▶ [Instructions for the task]:
Output the entries below exactly as written, omitting pictures.

— START Supplied data —

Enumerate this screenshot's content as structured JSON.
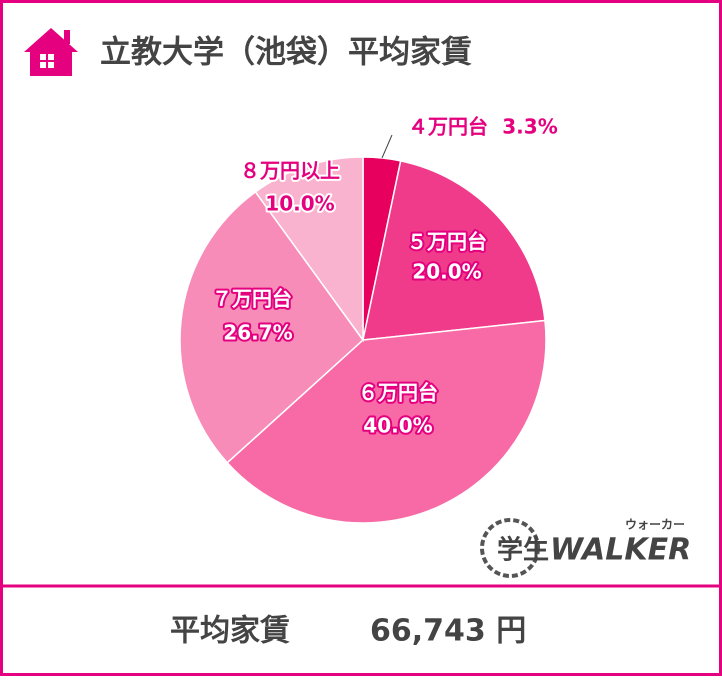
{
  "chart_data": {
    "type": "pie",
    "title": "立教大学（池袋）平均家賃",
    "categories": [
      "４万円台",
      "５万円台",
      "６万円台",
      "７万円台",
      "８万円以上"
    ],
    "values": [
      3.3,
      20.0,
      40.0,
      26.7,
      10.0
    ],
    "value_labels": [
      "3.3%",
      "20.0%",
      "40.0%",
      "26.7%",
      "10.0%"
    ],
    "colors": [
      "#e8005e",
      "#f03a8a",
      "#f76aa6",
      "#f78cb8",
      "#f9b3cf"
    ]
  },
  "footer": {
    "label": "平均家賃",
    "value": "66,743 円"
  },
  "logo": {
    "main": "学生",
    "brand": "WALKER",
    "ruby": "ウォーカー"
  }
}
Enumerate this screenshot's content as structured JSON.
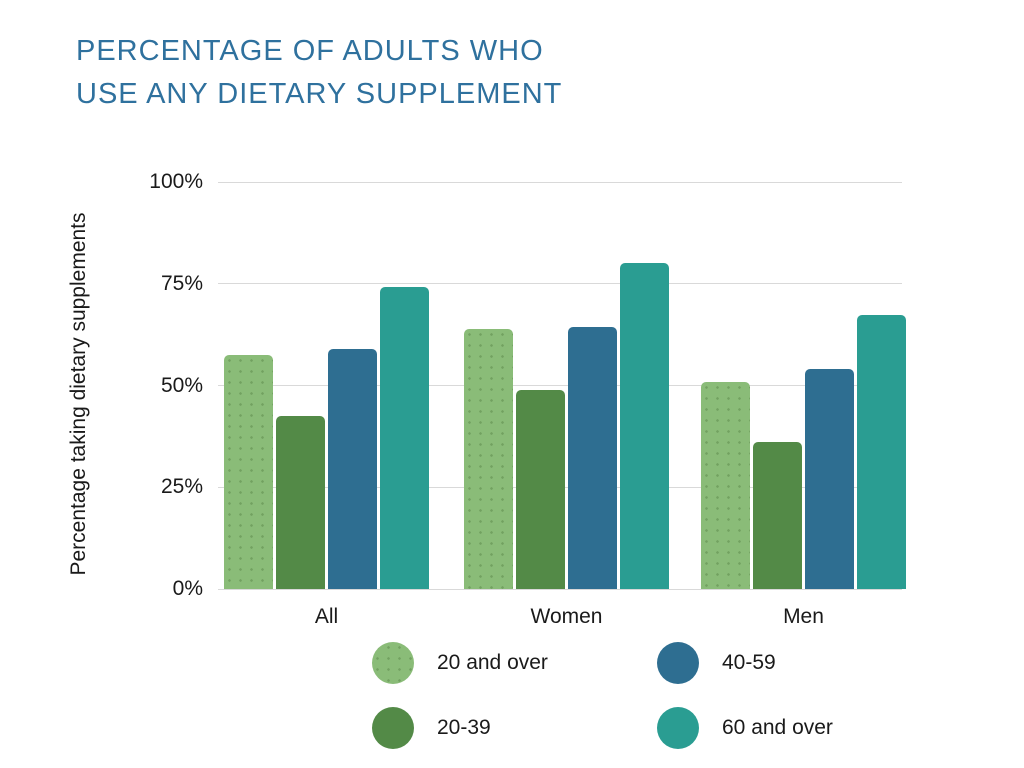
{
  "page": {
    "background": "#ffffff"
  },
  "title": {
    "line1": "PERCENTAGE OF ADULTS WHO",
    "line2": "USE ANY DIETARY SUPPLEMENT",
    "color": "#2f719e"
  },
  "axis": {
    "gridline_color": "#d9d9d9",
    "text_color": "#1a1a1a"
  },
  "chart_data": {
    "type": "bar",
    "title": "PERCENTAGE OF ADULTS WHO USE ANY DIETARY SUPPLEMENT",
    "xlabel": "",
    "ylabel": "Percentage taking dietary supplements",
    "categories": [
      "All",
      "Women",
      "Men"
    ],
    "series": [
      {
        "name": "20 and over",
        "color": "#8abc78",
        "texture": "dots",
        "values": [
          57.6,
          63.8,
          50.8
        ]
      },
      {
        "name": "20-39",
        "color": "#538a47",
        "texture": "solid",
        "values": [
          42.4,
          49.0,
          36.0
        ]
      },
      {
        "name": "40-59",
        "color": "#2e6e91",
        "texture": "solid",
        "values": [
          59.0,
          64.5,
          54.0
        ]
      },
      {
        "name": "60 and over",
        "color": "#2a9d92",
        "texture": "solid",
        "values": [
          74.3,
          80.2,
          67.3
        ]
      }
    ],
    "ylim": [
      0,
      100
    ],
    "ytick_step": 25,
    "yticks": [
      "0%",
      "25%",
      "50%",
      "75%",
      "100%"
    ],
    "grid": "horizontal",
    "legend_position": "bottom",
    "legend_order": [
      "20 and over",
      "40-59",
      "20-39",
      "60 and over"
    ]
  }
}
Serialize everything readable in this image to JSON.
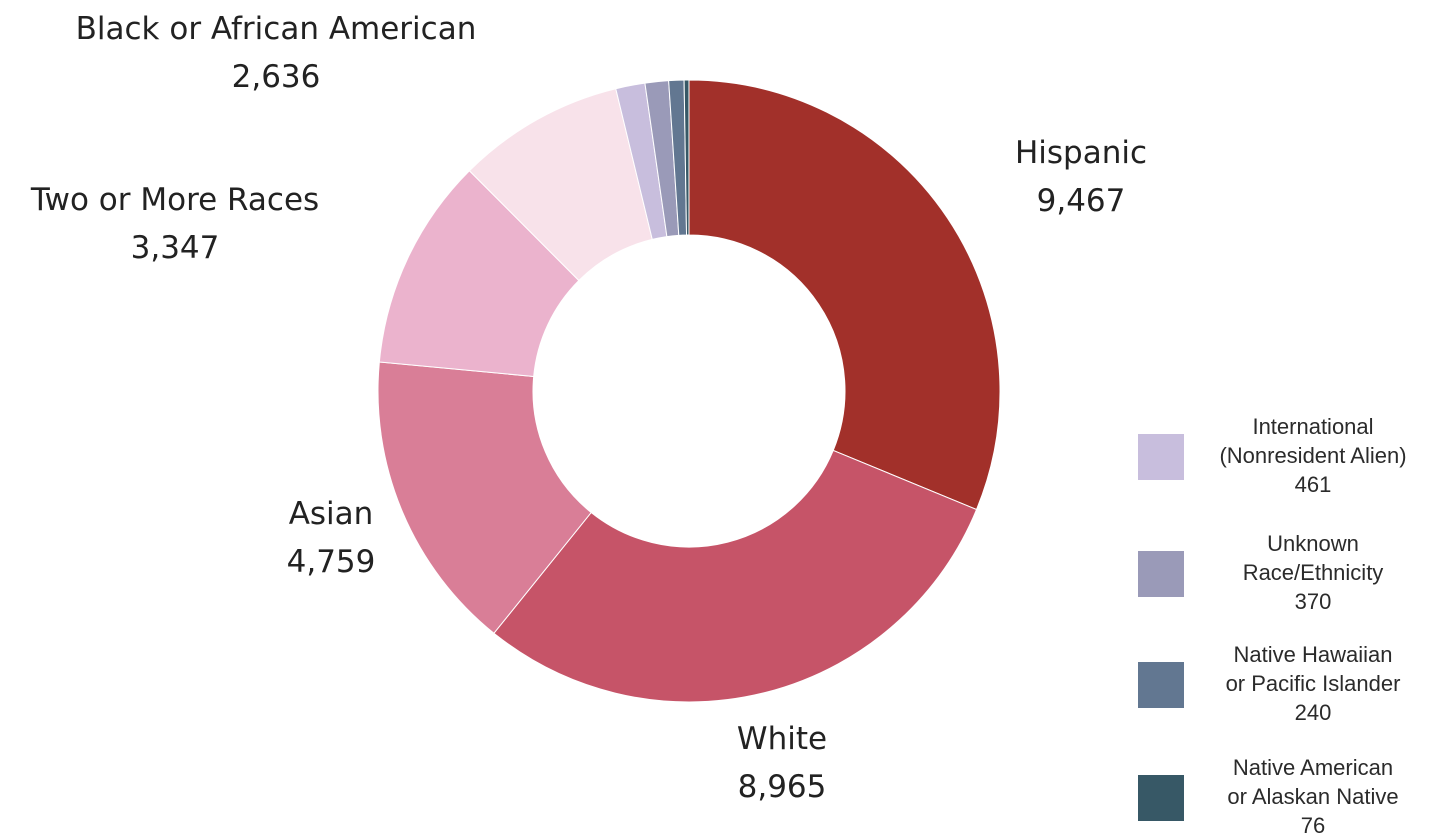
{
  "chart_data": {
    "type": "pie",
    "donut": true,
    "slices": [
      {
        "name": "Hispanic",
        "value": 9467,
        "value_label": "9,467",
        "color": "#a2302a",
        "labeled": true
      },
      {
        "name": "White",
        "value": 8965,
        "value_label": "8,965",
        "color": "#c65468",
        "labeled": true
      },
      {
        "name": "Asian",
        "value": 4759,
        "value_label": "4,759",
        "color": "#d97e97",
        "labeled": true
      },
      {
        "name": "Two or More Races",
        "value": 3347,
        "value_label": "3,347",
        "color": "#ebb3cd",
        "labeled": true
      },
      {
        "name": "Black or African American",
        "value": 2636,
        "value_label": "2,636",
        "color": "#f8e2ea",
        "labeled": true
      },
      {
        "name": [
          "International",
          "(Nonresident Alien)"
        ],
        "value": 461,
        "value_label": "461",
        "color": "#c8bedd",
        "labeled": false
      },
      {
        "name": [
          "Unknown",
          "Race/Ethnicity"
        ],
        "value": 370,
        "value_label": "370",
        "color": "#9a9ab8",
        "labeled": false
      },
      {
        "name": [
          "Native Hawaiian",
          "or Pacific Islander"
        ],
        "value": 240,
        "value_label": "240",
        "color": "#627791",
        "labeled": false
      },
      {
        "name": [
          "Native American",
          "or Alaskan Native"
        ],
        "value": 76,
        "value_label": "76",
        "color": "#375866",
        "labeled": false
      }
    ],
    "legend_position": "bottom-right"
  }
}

— END Supplied data —

▶ [Output below]:
Enumerate this screenshot's content as structured JSON.
{
  "chart_data": {
    "type": "pie",
    "title": "立教大学（池袋）平均家賃",
    "categories": [
      "４万円台",
      "５万円台",
      "６万円台",
      "７万円台",
      "８万円以上"
    ],
    "values": [
      3.3,
      20.0,
      40.0,
      26.7,
      10.0
    ],
    "value_labels": [
      "3.3%",
      "20.0%",
      "40.0%",
      "26.7%",
      "10.0%"
    ],
    "colors": [
      "#e8005e",
      "#f03a8a",
      "#f76aa6",
      "#f78cb8",
      "#f9b3cf"
    ]
  },
  "footer": {
    "label": "平均家賃",
    "value": "66,743 円"
  },
  "logo": {
    "main": "学生",
    "brand": "WALKER",
    "ruby": "ウォーカー"
  }
}
Enumerate this screenshot's content as structured JSON.
{
  "page": {
    "background": "#ffffff"
  },
  "title": {
    "line1": "PERCENTAGE OF ADULTS WHO",
    "line2": "USE ANY DIETARY SUPPLEMENT",
    "color": "#2f719e"
  },
  "axis": {
    "gridline_color": "#d9d9d9",
    "text_color": "#1a1a1a"
  },
  "chart_data": {
    "type": "bar",
    "title": "PERCENTAGE OF ADULTS WHO USE ANY DIETARY SUPPLEMENT",
    "xlabel": "",
    "ylabel": "Percentage taking dietary supplements",
    "categories": [
      "All",
      "Women",
      "Men"
    ],
    "series": [
      {
        "name": "20 and over",
        "color": "#8abc78",
        "texture": "dots",
        "values": [
          57.6,
          63.8,
          50.8
        ]
      },
      {
        "name": "20-39",
        "color": "#538a47",
        "texture": "solid",
        "values": [
          42.4,
          49.0,
          36.0
        ]
      },
      {
        "name": "40-59",
        "color": "#2e6e91",
        "texture": "solid",
        "values": [
          59.0,
          64.5,
          54.0
        ]
      },
      {
        "name": "60 and over",
        "color": "#2a9d92",
        "texture": "solid",
        "values": [
          74.3,
          80.2,
          67.3
        ]
      }
    ],
    "ylim": [
      0,
      100
    ],
    "ytick_step": 25,
    "yticks": [
      "0%",
      "25%",
      "50%",
      "75%",
      "100%"
    ],
    "grid": "horizontal",
    "legend_position": "bottom",
    "legend_order": [
      "20 and over",
      "40-59",
      "20-39",
      "60 and over"
    ]
  }
}
Serialize everything readable in this image to JSON.
{
  "chart_data": {
    "type": "pie",
    "donut": true,
    "slices": [
      {
        "name": "Hispanic",
        "value": 9467,
        "value_label": "9,467",
        "color": "#a2302a",
        "labeled": true
      },
      {
        "name": "White",
        "value": 8965,
        "value_label": "8,965",
        "color": "#c65468",
        "labeled": true
      },
      {
        "name": "Asian",
        "value": 4759,
        "value_label": "4,759",
        "color": "#d97e97",
        "labeled": true
      },
      {
        "name": "Two or More Races",
        "value": 3347,
        "value_label": "3,347",
        "color": "#ebb3cd",
        "labeled": true
      },
      {
        "name": "Black or African American",
        "value": 2636,
        "value_label": "2,636",
        "color": "#f8e2ea",
        "labeled": true
      },
      {
        "name": [
          "International",
          "(Nonresident Alien)"
        ],
        "value": 461,
        "value_label": "461",
        "color": "#c8bedd",
        "labeled": false
      },
      {
        "name": [
          "Unknown",
          "Race/Ethnicity"
        ],
        "value": 370,
        "value_label": "370",
        "color": "#9a9ab8",
        "labeled": false
      },
      {
        "name": [
          "Native Hawaiian",
          "or Pacific Islander"
        ],
        "value": 240,
        "value_label": "240",
        "color": "#627791",
        "labeled": false
      },
      {
        "name": [
          "Native American",
          "or Alaskan Native"
        ],
        "value": 76,
        "value_label": "76",
        "color": "#375866",
        "labeled": false
      }
    ],
    "legend_position": "bottom-right"
  }
}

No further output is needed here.